Stated goal A: In the HDFS small-files thread, how much disk space does the reply say a 2MB file takes once 3x replication is counted?

I'm using an hdfs-sink-connector to consume Kafka's data into HDFS.
The Kafka connector writes data every 10 minutes, and sometimes the written file's size is really small; it varies from 2MB to 100MB. So, the written files actually waste my HDFS storage since each block size is 256MB.
The directory is created per date; so I wondered it would be great to merge many small files into one big file by daily batch. (I expected the HDFS will automatically divide one large file into block size as a result.)
I know there are many answers which say we could use spark's coalesce(1)
or repartition(1)
, but I worried about OOM error if I read the whole directory and use those functions; it might be more than 90GB~100GB if I read every file.
Will 90~100GB in HDFS be allowed? Am I don't need to be worried about it? Could anyone let me know if there is a best practice for merging small HDFS files? Thanks!
CodePudding user response:
So, the written files actually waste my HDFS storage since each block size is 256MB.
HDFS doesn't "fill out" the unused parts of the block. So a 2MB file only uses 2MB on disk (well, 6MB if you account for 3x replication). The main concern with small files on HDFS is that billions of small files can cause problems.
I worried about OOM error if I read the whole directory and use those functions
Spark may be an in-memory processing framework, but it still works if the data doesn't fit into memory. In such situations processing spills over onto disk and will be a bit slower.
Will 90~100GB in HDFS be allowed?
That is absolutely fine - this is big data after all. As you noted, the actual file will be split into smaller blocks in the background (but you won't see this unless you use hadoop fsck
).

Records from a collection:
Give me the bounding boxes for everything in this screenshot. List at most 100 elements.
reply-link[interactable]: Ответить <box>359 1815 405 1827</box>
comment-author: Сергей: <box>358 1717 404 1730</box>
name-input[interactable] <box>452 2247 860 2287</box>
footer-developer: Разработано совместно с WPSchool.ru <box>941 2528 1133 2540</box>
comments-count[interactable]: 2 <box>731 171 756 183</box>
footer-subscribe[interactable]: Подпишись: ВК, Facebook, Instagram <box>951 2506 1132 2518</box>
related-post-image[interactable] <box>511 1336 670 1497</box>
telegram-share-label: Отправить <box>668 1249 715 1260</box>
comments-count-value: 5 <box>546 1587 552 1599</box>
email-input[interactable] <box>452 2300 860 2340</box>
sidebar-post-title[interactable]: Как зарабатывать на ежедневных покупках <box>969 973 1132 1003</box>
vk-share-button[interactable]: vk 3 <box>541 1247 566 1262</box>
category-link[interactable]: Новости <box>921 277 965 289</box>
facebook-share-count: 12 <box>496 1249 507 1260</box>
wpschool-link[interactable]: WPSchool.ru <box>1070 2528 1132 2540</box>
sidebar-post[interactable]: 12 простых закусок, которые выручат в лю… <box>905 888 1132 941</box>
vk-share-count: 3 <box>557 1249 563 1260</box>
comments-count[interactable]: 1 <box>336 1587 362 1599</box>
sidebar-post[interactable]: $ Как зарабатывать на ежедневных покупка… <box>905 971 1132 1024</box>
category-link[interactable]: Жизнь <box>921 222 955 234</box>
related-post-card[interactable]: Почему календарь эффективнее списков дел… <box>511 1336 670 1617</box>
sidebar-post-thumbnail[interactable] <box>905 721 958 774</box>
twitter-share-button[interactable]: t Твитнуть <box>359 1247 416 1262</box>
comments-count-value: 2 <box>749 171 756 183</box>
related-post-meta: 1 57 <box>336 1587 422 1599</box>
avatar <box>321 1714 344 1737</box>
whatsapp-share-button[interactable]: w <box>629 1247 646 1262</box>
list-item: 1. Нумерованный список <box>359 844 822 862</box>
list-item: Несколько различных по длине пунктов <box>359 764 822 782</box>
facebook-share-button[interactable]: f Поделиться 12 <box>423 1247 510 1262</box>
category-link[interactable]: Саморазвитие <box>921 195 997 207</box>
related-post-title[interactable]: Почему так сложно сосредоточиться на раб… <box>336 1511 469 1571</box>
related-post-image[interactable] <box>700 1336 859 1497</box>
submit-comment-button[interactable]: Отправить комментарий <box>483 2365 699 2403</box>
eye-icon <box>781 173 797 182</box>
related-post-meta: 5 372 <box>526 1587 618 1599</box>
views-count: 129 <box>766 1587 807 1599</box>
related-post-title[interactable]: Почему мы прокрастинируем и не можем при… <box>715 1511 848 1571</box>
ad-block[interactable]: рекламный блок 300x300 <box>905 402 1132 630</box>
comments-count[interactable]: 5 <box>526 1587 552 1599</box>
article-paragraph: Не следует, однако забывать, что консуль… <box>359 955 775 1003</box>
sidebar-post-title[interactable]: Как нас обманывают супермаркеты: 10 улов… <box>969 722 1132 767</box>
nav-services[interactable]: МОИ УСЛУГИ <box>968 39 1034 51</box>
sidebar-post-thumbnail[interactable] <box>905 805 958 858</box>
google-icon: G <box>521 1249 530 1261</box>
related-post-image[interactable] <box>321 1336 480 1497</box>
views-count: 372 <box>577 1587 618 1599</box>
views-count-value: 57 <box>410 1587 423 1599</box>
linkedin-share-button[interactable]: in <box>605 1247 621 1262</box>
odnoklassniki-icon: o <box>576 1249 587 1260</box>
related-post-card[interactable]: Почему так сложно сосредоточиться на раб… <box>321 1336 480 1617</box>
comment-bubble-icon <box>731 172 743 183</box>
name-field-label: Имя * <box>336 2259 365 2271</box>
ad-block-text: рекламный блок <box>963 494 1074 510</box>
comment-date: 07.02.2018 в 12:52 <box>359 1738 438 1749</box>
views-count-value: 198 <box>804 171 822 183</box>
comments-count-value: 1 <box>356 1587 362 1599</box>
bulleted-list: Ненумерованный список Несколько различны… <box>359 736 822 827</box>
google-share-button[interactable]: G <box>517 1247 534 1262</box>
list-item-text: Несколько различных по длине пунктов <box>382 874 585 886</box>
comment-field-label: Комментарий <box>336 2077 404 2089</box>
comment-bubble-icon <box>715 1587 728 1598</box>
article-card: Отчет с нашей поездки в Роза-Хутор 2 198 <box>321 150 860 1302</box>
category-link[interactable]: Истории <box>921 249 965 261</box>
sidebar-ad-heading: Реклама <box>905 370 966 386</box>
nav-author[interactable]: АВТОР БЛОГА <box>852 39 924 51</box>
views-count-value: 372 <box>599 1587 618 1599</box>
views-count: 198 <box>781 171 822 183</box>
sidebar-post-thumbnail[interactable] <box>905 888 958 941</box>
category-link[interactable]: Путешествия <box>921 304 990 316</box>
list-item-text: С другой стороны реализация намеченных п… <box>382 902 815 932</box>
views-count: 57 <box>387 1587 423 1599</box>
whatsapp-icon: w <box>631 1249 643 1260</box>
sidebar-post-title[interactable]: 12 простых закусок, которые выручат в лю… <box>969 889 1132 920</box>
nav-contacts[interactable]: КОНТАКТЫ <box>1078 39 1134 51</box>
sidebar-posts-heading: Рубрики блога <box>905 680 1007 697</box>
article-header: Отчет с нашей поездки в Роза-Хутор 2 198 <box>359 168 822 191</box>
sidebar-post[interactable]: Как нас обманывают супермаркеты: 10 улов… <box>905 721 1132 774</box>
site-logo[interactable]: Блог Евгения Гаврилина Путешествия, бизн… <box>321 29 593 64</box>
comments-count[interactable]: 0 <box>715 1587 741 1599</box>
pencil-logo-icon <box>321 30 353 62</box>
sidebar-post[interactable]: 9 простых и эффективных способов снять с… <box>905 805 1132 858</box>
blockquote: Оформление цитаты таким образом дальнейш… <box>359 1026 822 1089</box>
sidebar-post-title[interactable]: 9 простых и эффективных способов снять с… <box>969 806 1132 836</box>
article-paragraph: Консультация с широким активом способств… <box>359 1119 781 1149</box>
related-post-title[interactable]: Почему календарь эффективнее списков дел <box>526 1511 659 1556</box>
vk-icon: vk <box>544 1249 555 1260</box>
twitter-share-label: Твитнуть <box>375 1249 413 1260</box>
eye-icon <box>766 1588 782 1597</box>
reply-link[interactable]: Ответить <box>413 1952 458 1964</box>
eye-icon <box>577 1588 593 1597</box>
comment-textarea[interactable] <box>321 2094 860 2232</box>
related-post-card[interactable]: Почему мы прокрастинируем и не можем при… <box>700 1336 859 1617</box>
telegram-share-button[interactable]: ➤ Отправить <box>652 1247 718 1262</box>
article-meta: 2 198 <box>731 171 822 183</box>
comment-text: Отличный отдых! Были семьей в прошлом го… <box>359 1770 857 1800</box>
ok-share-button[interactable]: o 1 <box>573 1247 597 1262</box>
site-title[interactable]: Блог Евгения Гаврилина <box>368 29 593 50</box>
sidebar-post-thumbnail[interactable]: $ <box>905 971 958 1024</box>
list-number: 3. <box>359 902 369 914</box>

Stated goal B: Write out the lines of the records word for word, from the first line of the records through the line holding "list-item: 1. Нумерованный", with both of those lines included.

Correct answer A: 6MB.

Correct answer B:
Give me the bounding boxes for everything in this screenshot. List at most 100 elements.
reply-link[interactable]: Ответить <box>359 1815 405 1827</box>
comment-author: Сергей: <box>358 1717 404 1730</box>
name-input[interactable] <box>452 2247 860 2287</box>
footer-developer: Разработано совместно с WPSchool.ru <box>941 2528 1133 2540</box>
comments-count[interactable]: 2 <box>731 171 756 183</box>
footer-subscribe[interactable]: Подпишись: ВК, Facebook, Instagram <box>951 2506 1132 2518</box>
related-post-image[interactable] <box>511 1336 670 1497</box>
telegram-share-label: Отправить <box>668 1249 715 1260</box>
comments-count-value: 5 <box>546 1587 552 1599</box>
email-input[interactable] <box>452 2300 860 2340</box>
sidebar-post-title[interactable]: Как зарабатывать на ежедневных покупках <box>969 973 1132 1003</box>
vk-share-button[interactable]: vk 3 <box>541 1247 566 1262</box>
category-link[interactable]: Новости <box>921 277 965 289</box>
facebook-share-count: 12 <box>496 1249 507 1260</box>
wpschool-link[interactable]: WPSchool.ru <box>1070 2528 1132 2540</box>
sidebar-post[interactable]: 12 простых закусок, которые выручат в лю… <box>905 888 1132 941</box>
vk-share-count: 3 <box>557 1249 563 1260</box>
comments-count[interactable]: 1 <box>336 1587 362 1599</box>
sidebar-post[interactable]: $ Как зарабатывать на ежедневных покупка… <box>905 971 1132 1024</box>
category-link[interactable]: Жизнь <box>921 222 955 234</box>
related-post-card[interactable]: Почему календарь эффективнее списков дел… <box>511 1336 670 1617</box>
sidebar-post-thumbnail[interactable] <box>905 721 958 774</box>
twitter-share-button[interactable]: t Твитнуть <box>359 1247 416 1262</box>
comments-count-value: 2 <box>749 171 756 183</box>
related-post-meta: 1 57 <box>336 1587 422 1599</box>
avatar <box>321 1714 344 1737</box>
whatsapp-share-button[interactable]: w <box>629 1247 646 1262</box>
list-item: 1. Нумерованный список <box>359 844 822 862</box>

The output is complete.